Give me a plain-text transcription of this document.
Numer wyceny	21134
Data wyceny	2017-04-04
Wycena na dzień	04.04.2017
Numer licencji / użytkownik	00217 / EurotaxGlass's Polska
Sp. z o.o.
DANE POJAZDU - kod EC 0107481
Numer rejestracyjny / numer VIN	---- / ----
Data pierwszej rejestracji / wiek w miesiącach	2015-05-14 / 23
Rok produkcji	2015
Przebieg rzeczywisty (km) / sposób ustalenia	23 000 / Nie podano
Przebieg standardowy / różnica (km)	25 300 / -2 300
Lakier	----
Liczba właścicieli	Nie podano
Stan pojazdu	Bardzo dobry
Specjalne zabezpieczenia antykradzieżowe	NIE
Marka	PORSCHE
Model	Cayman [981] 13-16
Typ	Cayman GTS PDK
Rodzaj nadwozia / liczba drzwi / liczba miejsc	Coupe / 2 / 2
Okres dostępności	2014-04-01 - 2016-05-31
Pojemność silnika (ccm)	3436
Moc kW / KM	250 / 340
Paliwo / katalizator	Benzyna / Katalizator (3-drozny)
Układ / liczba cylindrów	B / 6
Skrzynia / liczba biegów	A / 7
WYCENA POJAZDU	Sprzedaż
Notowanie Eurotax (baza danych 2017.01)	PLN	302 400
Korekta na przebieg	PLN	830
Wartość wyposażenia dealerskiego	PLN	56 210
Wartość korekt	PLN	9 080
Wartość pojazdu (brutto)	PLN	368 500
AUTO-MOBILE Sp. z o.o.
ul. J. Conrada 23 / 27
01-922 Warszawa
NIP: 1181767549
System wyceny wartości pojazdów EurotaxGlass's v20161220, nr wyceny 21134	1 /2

- - - - -

Say how many lines in this material hold "podano", and say nothing else.

OUTPUT BELOW: 2